─── Records for processing
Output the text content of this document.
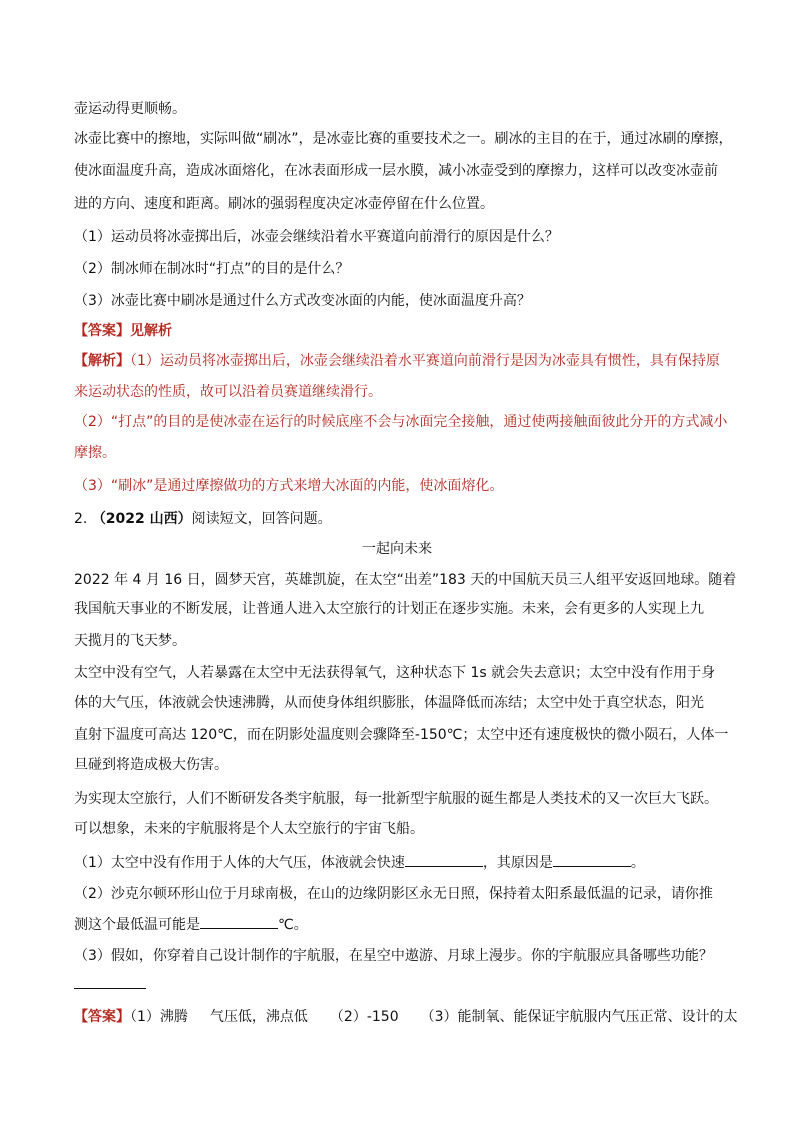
壶运动得更顺畅。
冰壶比赛中的擦地，实际叫做“刷冰”，是冰壶比赛的重要技术之一。刷冰的主目的在于，通过冰刷的摩擦，
使冰面温度升高，造成冰面熔化，在冰表面形成一层水膜，减小冰壶受到的摩擦力，这样可以改变冰壶前
进的方向、速度和距离。刷冰的强弱程度决定冰壶停留在什么位置。
（1）运动员将冰壶掷出后，冰壶会继续沿着水平赛道向前滑行的原因是什么？
（2）制冰师在制冰时“打点”的目的是什么？
（3）冰壶比赛中刷冰是通过什么方式改变冰面的内能，使冰面温度升高？
【答案】见解析
【解析】（1）运动员将冰壶掷出后，冰壶会继续沿着水平赛道向前滑行是因为冰壶具有惯性，具有保持原
来运动状态的性质，故可以沿着员赛道继续滑行。
（2）“打点”的目的是使冰壶在运行的时候底座不会与冰面完全接触，通过使两接触面彼此分开的方式减小
摩擦。
（3）“刷冰”是通过摩擦做功的方式来增大冰面的内能，使冰面熔化。
2. （2022 山西）阅读短文，回答问题。
一起向未来
2022 年 4 月 16 日，圆梦天宫，英雄凯旋，在太空“出差”183 天的中国航天员三人组平安返回地球。随着
我国航天事业的不断发展，让普通人进入太空旅行的计划正在逐步实施。未来，会有更多的人实现上九
天揽月的飞天梦。
太空中没有空气，人若暴露在太空中无法获得氧气，这种状态下 1s 就会失去意识；太空中没有作用于身
体的大气压，体液就会快速沸腾，从而使身体组织膨胀，体温降低而冻结；太空中处于真空状态，阳光
直射下温度可高达 120℃，而在阴影处温度则会骤降至-150℃；太空中还有速度极快的微小陨石，人体一
旦碰到将造成极大伤害。
为实现太空旅行，人们不断研发各类宇航服，每一批新型宇航服的诞生都是人类技术的又一次巨大飞跃。
可以想象，未来的宇航服将是个人太空旅行的宇宙飞船。
（1）太空中没有作用于人体的大气压，体液就会快速	，其原因是	。
（2）沙克尔顿环形山位于月球南极，在山的边缘阴影区永无日照，保持着太阳系最低温的记录，请你推
测这个最低温可能是	℃。
（3）假如，你穿着自己设计制作的宇航服，在星空中遨游、月球上漫步。你的宇航服应具备哪些功能？
【答案】（1）沸腾 气压低，沸点低 （2）-150 （3）能制氧、能保证宇航服内气压正常、设计的太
──────
The task:
Every line above that contains the word "使冰面温度升高" should be reported.

Exercise solution:
使冰面温度升高，造成冰面熔化，在冰表面形成一层水膜，减小冰壶受到的摩擦力，这样可以改变冰壶前
（3）冰壶比赛中刷冰是通过什么方式改变冰面的内能，使冰面温度升高？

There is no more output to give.